▶ **Problem statement**: Reproduce the lines below verbatim, starting with the first line and continuing through the line that contains "bar-G <box>768 348 895 1094</box>".

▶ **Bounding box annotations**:
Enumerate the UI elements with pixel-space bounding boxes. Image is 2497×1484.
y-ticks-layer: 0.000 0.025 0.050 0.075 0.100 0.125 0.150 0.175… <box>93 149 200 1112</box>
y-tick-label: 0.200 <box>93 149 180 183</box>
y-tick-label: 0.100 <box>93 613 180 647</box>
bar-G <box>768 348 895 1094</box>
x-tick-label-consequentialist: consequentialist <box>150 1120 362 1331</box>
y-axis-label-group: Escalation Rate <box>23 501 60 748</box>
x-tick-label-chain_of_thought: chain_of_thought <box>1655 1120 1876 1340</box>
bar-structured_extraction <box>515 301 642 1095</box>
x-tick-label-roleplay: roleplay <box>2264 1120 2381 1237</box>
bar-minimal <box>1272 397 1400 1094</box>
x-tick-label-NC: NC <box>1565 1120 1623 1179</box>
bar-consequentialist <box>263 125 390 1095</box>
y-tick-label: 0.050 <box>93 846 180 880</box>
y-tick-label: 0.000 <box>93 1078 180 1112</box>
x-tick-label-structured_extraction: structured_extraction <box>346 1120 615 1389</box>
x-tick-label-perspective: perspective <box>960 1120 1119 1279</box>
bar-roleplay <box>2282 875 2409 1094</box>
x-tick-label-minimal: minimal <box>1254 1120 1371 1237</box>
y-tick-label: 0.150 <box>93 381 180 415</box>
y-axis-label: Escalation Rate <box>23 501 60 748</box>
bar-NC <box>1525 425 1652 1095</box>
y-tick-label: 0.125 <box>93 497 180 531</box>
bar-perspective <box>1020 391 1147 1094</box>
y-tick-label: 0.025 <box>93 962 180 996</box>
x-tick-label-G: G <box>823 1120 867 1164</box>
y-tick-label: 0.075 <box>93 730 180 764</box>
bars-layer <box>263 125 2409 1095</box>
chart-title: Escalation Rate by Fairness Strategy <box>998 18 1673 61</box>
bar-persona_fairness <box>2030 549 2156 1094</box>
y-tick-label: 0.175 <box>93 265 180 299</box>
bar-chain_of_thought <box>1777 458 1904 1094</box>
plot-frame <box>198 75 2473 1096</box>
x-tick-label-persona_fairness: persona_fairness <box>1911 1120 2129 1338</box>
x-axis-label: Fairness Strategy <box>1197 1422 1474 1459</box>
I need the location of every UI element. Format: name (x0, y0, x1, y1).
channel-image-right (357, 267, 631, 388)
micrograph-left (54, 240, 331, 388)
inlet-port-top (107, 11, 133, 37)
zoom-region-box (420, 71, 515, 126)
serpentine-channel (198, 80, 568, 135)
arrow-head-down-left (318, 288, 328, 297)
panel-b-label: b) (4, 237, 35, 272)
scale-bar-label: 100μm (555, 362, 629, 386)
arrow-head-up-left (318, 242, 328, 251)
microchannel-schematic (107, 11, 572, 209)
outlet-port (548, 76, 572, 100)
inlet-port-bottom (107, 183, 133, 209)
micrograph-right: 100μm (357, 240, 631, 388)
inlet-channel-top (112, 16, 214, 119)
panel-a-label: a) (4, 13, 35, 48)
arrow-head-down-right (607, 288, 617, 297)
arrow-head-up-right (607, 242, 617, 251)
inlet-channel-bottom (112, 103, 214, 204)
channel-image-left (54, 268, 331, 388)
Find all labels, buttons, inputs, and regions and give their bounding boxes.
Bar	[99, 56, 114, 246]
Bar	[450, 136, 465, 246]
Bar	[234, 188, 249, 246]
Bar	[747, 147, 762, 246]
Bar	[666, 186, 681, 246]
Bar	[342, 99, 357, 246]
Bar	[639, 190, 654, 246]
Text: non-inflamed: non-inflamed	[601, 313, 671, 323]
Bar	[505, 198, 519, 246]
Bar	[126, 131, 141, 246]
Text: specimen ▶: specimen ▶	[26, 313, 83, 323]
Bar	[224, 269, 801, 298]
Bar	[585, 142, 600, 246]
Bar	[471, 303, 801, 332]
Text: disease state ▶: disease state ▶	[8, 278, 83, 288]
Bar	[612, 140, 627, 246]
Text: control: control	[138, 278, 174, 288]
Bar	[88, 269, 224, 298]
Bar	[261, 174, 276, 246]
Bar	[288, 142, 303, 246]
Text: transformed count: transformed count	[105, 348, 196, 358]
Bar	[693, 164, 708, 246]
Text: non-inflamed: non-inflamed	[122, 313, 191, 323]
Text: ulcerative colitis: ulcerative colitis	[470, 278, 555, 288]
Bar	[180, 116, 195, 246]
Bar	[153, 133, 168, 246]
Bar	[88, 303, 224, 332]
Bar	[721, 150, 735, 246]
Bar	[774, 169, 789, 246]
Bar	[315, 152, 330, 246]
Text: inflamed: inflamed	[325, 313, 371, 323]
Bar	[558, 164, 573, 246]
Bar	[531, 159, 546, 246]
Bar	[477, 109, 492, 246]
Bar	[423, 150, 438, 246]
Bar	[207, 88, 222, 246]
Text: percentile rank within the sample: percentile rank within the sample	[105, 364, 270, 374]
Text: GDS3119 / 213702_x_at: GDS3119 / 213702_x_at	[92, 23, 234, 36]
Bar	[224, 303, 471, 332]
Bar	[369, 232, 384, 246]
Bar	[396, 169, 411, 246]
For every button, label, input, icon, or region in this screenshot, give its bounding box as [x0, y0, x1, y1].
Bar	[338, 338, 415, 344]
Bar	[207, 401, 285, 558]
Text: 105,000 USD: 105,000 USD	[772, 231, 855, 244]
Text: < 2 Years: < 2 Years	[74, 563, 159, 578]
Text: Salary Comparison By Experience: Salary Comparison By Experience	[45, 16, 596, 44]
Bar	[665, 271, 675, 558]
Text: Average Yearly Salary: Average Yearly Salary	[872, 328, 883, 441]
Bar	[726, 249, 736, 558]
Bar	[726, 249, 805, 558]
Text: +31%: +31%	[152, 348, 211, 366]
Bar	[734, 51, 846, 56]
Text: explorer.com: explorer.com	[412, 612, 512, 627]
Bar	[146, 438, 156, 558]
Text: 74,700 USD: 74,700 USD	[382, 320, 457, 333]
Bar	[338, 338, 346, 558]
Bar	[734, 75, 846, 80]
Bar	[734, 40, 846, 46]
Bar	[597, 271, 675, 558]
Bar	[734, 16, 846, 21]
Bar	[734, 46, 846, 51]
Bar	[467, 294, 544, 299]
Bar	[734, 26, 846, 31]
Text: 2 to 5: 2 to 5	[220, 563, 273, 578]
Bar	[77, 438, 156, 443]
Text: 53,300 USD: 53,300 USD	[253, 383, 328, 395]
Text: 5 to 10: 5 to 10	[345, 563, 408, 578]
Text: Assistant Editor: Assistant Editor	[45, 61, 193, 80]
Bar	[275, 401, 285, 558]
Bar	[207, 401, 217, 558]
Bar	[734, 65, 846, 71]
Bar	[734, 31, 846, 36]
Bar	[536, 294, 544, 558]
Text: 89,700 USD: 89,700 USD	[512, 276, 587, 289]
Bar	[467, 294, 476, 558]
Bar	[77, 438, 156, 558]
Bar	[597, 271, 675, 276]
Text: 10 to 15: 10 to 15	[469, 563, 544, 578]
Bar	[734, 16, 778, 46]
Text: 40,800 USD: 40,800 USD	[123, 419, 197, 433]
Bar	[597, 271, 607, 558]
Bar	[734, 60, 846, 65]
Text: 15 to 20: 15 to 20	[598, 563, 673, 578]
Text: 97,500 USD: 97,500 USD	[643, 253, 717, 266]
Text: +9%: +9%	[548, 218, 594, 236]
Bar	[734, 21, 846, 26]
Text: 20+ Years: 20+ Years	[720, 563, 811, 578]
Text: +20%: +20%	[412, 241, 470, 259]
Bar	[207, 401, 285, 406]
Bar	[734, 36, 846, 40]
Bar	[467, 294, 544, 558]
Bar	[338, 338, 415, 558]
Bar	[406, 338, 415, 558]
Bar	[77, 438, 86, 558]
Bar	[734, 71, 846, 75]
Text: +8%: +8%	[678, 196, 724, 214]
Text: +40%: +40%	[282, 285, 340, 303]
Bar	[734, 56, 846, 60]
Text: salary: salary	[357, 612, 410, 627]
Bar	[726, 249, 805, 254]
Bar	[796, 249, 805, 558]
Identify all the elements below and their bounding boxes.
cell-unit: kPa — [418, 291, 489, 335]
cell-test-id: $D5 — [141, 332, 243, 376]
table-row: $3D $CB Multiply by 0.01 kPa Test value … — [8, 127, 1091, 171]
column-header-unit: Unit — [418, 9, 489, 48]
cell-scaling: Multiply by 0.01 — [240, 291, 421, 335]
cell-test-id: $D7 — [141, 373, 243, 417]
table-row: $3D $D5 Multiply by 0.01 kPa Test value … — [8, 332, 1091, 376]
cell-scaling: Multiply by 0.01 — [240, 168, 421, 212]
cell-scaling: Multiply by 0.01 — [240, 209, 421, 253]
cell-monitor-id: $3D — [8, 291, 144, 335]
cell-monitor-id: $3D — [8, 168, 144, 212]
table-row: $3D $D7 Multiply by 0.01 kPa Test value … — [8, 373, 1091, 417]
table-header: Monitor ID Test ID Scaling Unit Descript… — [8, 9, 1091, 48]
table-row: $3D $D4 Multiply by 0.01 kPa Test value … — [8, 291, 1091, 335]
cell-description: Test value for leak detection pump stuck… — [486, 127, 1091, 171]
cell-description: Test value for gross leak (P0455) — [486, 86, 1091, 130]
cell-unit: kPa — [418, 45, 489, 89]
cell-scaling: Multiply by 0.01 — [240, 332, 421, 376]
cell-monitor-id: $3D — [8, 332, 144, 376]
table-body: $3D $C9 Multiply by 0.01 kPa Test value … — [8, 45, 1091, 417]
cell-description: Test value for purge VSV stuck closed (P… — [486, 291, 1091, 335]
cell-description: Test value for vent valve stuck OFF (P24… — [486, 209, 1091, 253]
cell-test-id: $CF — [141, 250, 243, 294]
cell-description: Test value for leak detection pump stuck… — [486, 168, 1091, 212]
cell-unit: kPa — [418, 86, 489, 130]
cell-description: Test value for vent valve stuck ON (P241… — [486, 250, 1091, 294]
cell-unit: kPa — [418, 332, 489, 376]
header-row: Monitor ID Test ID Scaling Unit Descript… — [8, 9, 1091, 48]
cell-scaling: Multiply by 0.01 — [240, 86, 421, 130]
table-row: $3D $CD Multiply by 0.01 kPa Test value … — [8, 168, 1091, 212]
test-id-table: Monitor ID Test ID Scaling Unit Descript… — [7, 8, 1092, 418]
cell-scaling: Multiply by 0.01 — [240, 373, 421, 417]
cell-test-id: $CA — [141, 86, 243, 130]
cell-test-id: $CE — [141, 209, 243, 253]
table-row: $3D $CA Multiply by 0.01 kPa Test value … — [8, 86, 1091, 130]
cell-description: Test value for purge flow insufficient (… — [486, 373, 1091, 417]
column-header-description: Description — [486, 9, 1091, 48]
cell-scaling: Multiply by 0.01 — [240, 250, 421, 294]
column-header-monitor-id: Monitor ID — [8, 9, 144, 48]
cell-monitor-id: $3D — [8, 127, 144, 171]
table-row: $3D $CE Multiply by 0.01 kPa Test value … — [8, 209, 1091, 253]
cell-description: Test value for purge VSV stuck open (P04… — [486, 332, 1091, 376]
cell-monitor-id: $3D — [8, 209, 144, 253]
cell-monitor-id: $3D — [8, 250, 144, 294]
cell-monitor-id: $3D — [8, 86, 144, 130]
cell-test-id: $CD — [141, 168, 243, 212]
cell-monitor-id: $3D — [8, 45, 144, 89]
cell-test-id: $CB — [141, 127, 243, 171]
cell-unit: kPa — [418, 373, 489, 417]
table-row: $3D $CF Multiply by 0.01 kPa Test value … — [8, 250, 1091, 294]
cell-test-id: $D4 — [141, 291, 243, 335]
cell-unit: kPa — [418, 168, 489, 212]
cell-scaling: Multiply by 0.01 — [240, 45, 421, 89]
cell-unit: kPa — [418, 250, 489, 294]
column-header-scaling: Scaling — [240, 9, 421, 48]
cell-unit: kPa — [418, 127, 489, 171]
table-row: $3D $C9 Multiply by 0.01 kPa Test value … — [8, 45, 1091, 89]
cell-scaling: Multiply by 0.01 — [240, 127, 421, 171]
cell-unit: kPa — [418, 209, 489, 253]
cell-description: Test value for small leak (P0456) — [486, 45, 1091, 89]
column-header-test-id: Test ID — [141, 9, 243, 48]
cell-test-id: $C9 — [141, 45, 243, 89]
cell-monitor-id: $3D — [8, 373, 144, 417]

▶ **Result for this exercise**:
Enumerate the UI elements with pixel-space bounding boxes. Image is 2497×1484.
y-ticks-layer: 0.000 0.025 0.050 0.075 0.100 0.125 0.150 0.175… <box>93 149 200 1112</box>
y-tick-label: 0.200 <box>93 149 180 183</box>
y-tick-label: 0.100 <box>93 613 180 647</box>
bar-G <box>768 348 895 1094</box>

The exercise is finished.